The entries below are to be repeated exactly as they stand.
:: RECORDS FOR PROCESSING ::
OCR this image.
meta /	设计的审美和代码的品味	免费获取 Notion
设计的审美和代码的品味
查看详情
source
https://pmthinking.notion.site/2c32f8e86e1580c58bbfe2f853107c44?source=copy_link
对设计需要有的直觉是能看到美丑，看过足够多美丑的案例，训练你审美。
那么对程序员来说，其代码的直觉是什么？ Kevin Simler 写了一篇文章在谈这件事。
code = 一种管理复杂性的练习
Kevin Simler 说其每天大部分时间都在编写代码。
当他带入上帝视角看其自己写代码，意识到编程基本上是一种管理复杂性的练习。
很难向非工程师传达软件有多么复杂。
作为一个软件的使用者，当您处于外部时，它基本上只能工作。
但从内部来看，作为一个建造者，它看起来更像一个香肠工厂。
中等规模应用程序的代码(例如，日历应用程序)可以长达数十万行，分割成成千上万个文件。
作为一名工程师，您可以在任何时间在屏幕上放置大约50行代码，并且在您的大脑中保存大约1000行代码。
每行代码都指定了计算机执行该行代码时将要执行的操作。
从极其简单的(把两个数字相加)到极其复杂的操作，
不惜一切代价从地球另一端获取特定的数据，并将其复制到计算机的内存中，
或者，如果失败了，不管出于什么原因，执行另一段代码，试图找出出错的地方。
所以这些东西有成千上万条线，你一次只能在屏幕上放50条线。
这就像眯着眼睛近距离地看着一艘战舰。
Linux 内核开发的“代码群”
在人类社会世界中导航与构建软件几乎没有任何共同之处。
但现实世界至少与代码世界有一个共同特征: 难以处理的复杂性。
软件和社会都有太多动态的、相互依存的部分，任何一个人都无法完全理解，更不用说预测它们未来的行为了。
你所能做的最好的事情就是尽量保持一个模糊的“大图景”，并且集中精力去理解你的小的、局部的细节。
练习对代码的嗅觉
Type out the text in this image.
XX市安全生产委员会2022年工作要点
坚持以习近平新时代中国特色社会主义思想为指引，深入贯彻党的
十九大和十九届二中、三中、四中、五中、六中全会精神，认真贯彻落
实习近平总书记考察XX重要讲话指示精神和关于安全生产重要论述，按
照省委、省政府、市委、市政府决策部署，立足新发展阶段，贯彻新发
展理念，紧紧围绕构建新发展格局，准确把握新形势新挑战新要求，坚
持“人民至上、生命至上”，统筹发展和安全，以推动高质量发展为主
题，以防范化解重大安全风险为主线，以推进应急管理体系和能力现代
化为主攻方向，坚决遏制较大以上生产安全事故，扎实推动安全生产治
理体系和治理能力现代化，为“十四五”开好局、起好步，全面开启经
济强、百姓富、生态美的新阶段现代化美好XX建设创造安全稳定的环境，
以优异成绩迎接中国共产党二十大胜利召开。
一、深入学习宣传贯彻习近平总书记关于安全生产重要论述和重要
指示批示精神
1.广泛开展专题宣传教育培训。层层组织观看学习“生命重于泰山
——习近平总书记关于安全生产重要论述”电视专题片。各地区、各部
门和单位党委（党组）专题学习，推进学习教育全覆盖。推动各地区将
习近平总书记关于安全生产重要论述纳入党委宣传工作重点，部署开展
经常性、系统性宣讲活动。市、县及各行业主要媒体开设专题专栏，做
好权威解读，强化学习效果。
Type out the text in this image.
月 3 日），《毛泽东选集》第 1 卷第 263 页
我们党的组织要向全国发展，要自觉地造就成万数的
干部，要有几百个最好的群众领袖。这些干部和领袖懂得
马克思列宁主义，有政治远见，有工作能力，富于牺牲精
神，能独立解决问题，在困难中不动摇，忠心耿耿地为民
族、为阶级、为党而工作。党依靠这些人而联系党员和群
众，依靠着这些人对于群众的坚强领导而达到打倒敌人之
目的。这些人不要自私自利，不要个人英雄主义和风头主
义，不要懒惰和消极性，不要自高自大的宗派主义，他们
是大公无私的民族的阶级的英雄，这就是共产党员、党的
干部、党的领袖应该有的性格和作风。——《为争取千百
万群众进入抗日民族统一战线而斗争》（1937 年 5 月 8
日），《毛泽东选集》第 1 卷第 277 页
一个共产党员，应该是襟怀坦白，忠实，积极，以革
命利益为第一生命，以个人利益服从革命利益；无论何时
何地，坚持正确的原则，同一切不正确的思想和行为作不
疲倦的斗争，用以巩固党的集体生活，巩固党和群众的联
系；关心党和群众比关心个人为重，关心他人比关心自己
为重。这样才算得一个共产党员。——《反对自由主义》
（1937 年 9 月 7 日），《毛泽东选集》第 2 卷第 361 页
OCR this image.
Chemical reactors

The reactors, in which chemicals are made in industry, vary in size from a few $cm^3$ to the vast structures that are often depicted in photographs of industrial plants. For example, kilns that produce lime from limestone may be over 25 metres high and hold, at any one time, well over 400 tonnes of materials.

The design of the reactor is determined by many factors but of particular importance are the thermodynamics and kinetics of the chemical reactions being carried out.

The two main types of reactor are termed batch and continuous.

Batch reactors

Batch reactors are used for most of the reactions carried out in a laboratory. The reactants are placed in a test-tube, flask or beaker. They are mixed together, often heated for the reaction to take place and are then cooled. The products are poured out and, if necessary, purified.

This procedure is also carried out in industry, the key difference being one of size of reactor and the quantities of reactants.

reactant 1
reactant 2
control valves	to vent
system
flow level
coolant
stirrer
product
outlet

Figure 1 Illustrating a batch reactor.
:::
» **ANSWER IN FULL**
OCR this image.
meta /	设计的审美和代码的品味	免费获取 Notion
设计的审美和代码的品味
查看详情
source
https://pmthinking.notion.site/2c32f8e86e1580c58bbfe2f853107c44?source=copy_link
对设计需要有的直觉是能看到美丑，看过足够多美丑的案例，训练你审美。
那么对程序员来说，其代码的直觉是什么？ Kevin Simler 写了一篇文章在谈这件事。
code = 一种管理复杂性的练习
Kevin Simler 说其每天大部分时间都在编写代码。
当他带入上帝视角看其自己写代码，意识到编程基本上是一种管理复杂性的练习。
很难向非工程师传达软件有多么复杂。
作为一个软件的使用者，当您处于外部时，它基本上只能工作。
但从内部来看，作为一个建造者，它看起来更像一个香肠工厂。
中等规模应用程序的代码(例如，日历应用程序)可以长达数十万行，分割成成千上万个文件。
作为一名工程师，您可以在任何时间在屏幕上放置大约50行代码，并且在您的大脑中保存大约1000行代码。
每行代码都指定了计算机执行该行代码时将要执行的操作。
从极其简单的(把两个数字相加)到极其复杂的操作，
不惜一切代价从地球另一端获取特定的数据，并将其复制到计算机的内存中，
或者，如果失败了，不管出于什么原因，执行另一段代码，试图找出出错的地方。
所以这些东西有成千上万条线，你一次只能在屏幕上放50条线。
这就像眯着眼睛近距离地看着一艘战舰。
Linux 内核开发的“代码群”
在人类社会世界中导航与构建软件几乎没有任何共同之处。
但现实世界至少与代码世界有一个共同特征: 难以处理的复杂性。
软件和社会都有太多动态的、相互依存的部分，任何一个人都无法完全理解，更不用说预测它们未来的行为了。
你所能做的最好的事情就是尽量保持一个模糊的“大图景”，并且集中精力去理解你的小的、局部的细节。
练习对代码的嗅觉
Type out the text in this image.
XX市安全生产委员会2022年工作要点
坚持以习近平新时代中国特色社会主义思想为指引，深入贯彻党的
十九大和十九届二中、三中、四中、五中、六中全会精神，认真贯彻落
实习近平总书记考察XX重要讲话指示精神和关于安全生产重要论述，按
照省委、省政府、市委、市政府决策部署，立足新发展阶段，贯彻新发
展理念，紧紧围绕构建新发展格局，准确把握新形势新挑战新要求，坚
持“人民至上、生命至上”，统筹发展和安全，以推动高质量发展为主
题，以防范化解重大安全风险为主线，以推进应急管理体系和能力现代
化为主攻方向，坚决遏制较大以上生产安全事故，扎实推动安全生产治
理体系和治理能力现代化，为“十四五”开好局、起好步，全面开启经
济强、百姓富、生态美的新阶段现代化美好XX建设创造安全稳定的环境，
以优异成绩迎接中国共产党二十大胜利召开。
一、深入学习宣传贯彻习近平总书记关于安全生产重要论述和重要
指示批示精神
1.广泛开展专题宣传教育培训。层层组织观看学习“生命重于泰山
——习近平总书记关于安全生产重要论述”电视专题片。各地区、各部
门和单位党委（党组）专题学习，推进学习教育全覆盖。推动各地区将
习近平总书记关于安全生产重要论述纳入党委宣传工作重点，部署开展
经常性、系统性宣讲活动。市、县及各行业主要媒体开设专题专栏，做
好权威解读，强化学习效果。
Type out the text in this image.
月 3 日），《毛泽东选集》第 1 卷第 263 页
我们党的组织要向全国发展，要自觉地造就成万数的
干部，要有几百个最好的群众领袖。这些干部和领袖懂得
马克思列宁主义，有政治远见，有工作能力，富于牺牲精
神，能独立解决问题，在困难中不动摇，忠心耿耿地为民
族、为阶级、为党而工作。党依靠这些人而联系党员和群
众，依靠着这些人对于群众的坚强领导而达到打倒敌人之
目的。这些人不要自私自利，不要个人英雄主义和风头主
义，不要懒惰和消极性，不要自高自大的宗派主义，他们
是大公无私的民族的阶级的英雄，这就是共产党员、党的
干部、党的领袖应该有的性格和作风。——《为争取千百
万群众进入抗日民族统一战线而斗争》（1937 年 5 月 8
日），《毛泽东选集》第 1 卷第 277 页
一个共产党员，应该是襟怀坦白，忠实，积极，以革
命利益为第一生命，以个人利益服从革命利益；无论何时
何地，坚持正确的原则，同一切不正确的思想和行为作不
疲倦的斗争，用以巩固党的集体生活，巩固党和群众的联
系；关心党和群众比关心个人为重，关心他人比关心自己
为重。这样才算得一个共产党员。——《反对自由主义》
（1937 年 9 月 7 日），《毛泽东选集》第 2 卷第 361 页
OCR this image.
Chemical reactors

The reactors, in which chemicals are made in industry, vary in size from a few $cm^3$ to the vast structures that are often depicted in photographs of industrial plants. For example, kilns that produce lime from limestone may be over 25 metres high and hold, at any one time, well over 400 tonnes of materials.

The design of the reactor is determined by many factors but of particular importance are the thermodynamics and kinetics of the chemical reactions being carried out.

The two main types of reactor are termed batch and continuous.

Batch reactors

Batch reactors are used for most of the reactions carried out in a laboratory. The reactants are placed in a test-tube, flask or beaker. They are mixed together, often heated for the reaction to take place and are then cooled. The products are poured out and, if necessary, purified.

This procedure is also carried out in industry, the key difference being one of size of reactor and the quantities of reactants.

reactant 1
reactant 2
control valves	to vent
system
flow level
coolant
stirrer
product
outlet

Figure 1 Illustrating a batch reactor.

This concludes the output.